_TRECHO DO DOCUMENTO_.
■ ■ ■ ■

A mudança do padrão de expansão urbana em Manaus ocorreu entre o final do século XIX e o começo do século XX, quando a capital se tornou o principal centro financeiro da Região Norte, o que proporcionou a expansão urbana e demográfica da cidade, trazendo novas áreas de ocupação. As zonas Sul, Centro-sul, Oeste e Centro-oeste eram as áreas onde se encontravam os maiores espaços urbanos. Com a implantação da Zona Franca de Manaus, em 1967, houve um êxodo rural, das populações oriundas do interior do estado e de cidade vizinhas em busca de melhores condições de vida, este fato contribuiu para o surgimento de ocupações irregulares e regulares, influenciando a expansão das zonas Leste e Norte [23].

Diante da crítica situação de ocupação irregular em decorrência do aumento populacional e da expansão da cidade, principalmente a partir da criação da Zona Franca de Manaus, pode-se observar o agravamento da saúde pública e a exclusão social na região, como consequência do êxodo rural e a migração de famílias que buscavam uma nova oportunidade de vida, favorecendo ocupações em locais insalubres e com precárias condições de vida por aqueles que não conseguiram se inserir no mercado de trabalho, e se depararam com o desemprego e baixa fonte de renda [24].

A caracterização da expansão urbana e demográfica desordenada em Manaus pode explicar a repercussão da dinâmica de problemas de saúde pública nessas zonas administrativas e ser o ponto chave para justificar a distribuição demográfica da hanseníase na cidade. Na zona Sul, sendo umas das zonas mais antiga da cidade, as características sociodemográficas influenciaram no aumento da densidade populacional, além de apresentar os bairros com maior número de população, com construções de moradias precárias, o contato íntimo e prolongado é maior no ambiente domiciliar, o que favorece a transmissão do bacilo [5].

Os impactos ambientais negativos significativos nas zonas Norte e Leste ocorreram devido ao intenso processo de ocupação destas, tendo destaque a zona Leste que apresentou uma forma de ocupação irregular em encostas, nascente de igarapé, barrancos e próximos a rede elétrica de alta tensão, chamadas de invasões. Essas expansões influenciam não só nas condições socioeconômicas e ambientais, mas também na propagação de doenças negligenciadas, pois sua ocorrência pode estar ligada a exposição de pessoas às condições precárias de vida [23,24].

A limitação deste estudo reside, sobretudo, por se tratar de um estudo com dado secundário estando sujeito a subnotificação e má classificação dos casos no banco de dados do SINAN, cujos limites imprecisos poderão ser na identificação do endereço de residência do paciente. Porém a suavização produziu um mapa mais claro da hanseníase em Manaus e os resultados obtidos com o alisamento espacial foram tratados com cautela para não mascarar grandes diferenças entre as regiões vizinhas.

 

Conclusão

 

O estudo indica a necessidade do fortalecimento da vigilância em saúde em menores de 15 anos no município de Manaus, como ponto crucial para o controle e erradicação da hanseníase nesta população. Conjuntamente o mapeamento da taxa de incidência de hanseníase nos bairros do município foi uma ferramenta válida para a observação das áreas de elevada endemicidade. Esses dados se mostraram preocupantes uma vez que evidenciou a gravidade da situação epidemiológica da hanseníase em Manaus.

■ ■ ■ ■

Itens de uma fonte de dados
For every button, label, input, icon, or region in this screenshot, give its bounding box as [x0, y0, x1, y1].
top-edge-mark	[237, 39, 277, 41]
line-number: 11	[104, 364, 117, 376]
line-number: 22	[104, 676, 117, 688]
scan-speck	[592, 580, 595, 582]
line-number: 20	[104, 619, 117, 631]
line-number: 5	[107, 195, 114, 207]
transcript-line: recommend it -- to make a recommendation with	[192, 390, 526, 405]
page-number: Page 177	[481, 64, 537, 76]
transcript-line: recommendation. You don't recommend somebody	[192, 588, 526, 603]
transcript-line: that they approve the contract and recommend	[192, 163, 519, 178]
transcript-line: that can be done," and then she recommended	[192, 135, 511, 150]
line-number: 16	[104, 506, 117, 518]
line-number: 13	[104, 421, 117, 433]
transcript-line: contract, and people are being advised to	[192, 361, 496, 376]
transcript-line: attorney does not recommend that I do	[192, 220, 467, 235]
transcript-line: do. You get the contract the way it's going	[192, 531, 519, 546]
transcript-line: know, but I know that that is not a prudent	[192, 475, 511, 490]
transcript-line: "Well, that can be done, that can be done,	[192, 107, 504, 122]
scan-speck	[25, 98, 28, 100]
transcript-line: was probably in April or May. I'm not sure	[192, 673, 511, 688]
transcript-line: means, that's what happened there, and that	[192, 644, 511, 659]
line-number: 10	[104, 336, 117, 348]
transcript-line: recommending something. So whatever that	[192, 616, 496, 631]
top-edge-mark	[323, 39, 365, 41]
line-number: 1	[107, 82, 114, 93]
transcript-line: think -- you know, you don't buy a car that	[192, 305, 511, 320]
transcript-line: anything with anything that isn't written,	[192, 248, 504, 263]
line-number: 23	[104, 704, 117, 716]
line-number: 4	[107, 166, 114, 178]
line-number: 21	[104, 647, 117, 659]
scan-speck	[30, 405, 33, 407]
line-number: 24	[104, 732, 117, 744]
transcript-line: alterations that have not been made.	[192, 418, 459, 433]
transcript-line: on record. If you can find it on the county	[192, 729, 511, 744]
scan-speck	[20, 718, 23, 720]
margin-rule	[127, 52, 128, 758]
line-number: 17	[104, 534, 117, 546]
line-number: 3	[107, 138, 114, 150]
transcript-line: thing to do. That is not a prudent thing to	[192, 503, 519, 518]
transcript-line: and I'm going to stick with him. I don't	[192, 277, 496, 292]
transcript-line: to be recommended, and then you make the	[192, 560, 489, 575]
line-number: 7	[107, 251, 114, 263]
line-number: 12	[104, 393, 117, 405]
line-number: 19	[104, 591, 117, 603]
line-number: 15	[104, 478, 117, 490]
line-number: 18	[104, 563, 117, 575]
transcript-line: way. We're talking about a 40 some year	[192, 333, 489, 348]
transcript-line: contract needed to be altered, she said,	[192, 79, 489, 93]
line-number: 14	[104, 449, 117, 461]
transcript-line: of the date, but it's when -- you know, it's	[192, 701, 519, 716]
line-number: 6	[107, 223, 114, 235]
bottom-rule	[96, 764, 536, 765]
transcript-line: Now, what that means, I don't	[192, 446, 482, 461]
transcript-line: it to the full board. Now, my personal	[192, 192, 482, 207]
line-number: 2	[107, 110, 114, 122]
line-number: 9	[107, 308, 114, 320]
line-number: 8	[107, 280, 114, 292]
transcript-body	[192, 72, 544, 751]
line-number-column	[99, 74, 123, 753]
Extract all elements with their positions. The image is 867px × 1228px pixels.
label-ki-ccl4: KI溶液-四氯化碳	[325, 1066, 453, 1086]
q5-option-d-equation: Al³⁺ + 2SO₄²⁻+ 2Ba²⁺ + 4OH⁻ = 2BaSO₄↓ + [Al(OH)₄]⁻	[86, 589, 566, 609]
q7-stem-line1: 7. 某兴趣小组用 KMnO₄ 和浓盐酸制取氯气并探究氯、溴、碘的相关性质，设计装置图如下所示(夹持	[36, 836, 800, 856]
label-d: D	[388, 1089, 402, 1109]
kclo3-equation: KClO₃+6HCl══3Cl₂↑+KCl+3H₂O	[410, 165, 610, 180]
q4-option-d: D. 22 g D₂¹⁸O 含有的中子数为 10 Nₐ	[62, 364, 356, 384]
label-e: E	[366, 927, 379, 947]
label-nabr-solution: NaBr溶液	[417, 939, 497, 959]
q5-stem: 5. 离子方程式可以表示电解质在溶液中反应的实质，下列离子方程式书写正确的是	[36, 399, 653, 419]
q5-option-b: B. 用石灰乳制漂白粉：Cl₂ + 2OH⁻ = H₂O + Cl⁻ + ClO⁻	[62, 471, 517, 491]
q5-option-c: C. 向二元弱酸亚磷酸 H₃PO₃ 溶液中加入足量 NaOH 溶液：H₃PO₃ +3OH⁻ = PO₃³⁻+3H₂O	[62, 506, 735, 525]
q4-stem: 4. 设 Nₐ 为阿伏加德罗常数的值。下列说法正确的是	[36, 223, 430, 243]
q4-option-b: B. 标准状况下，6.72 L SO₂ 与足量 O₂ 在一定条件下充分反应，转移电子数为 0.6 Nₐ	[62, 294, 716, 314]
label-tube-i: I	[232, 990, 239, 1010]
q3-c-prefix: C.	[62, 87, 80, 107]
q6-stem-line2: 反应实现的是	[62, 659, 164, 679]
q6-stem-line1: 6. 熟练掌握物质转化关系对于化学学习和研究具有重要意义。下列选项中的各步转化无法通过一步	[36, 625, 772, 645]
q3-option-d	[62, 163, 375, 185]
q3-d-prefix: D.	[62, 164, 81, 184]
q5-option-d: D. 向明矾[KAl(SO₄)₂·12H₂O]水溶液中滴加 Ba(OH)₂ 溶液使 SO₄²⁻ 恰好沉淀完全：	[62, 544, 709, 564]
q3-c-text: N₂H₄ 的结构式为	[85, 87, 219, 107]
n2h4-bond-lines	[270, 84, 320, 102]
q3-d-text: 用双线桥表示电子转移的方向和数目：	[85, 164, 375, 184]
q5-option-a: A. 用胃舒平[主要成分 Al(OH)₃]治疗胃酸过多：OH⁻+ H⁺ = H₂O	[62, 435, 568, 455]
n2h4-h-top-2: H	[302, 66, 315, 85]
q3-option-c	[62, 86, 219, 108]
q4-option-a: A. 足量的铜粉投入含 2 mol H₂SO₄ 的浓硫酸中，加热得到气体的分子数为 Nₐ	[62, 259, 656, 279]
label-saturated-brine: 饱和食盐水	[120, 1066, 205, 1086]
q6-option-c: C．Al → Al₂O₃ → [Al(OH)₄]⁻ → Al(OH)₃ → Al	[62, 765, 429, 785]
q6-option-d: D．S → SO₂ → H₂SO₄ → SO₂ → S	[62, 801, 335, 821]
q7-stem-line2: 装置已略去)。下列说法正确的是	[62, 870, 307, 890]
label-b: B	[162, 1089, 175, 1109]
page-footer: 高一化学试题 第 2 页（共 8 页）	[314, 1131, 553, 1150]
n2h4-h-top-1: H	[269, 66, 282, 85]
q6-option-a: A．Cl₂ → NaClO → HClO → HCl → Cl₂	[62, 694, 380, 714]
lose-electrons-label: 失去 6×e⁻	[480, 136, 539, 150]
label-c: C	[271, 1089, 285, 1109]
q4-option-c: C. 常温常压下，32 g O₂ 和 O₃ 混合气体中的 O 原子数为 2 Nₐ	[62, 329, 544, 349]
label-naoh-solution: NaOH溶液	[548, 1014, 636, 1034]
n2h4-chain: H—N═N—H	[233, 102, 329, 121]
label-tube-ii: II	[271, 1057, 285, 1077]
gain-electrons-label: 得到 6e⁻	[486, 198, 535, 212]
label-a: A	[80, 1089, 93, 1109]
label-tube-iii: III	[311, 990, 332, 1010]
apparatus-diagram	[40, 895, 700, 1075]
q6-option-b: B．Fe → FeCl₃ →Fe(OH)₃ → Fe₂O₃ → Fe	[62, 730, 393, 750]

■ ■ ■ ■

_VERIFIQUE SUA COMPREENSÃO_.
1. Segundo o trecho sobre Manaus, em que ano foi implantada a Zona Franca de Manaus?
2. Transcreva do trecho sobre Manaus, sem alterações, a parte que se inicia com as palavras que contêm "A limitação deste" e termina em "as regiões vizinhas.".
A listagem vem de outra fonte.

_RESULTADOS_.
1. Em 1967.

2.
A limitação deste estudo reside, sobretudo, por se tratar de um estudo com dado secundário estando sujeito a subnotificação e má classificação dos casos no banco de dados do SINAN, cujos limites imprecisos poderão ser na identificação do endereço de residência do paciente. Porém a suavização produziu um mapa mais claro da hanseníase em Manaus e os resultados obtidos com o alisamento espacial foram tratados com cautela para não mascarar grandes diferenças entre as regiões vizinhas.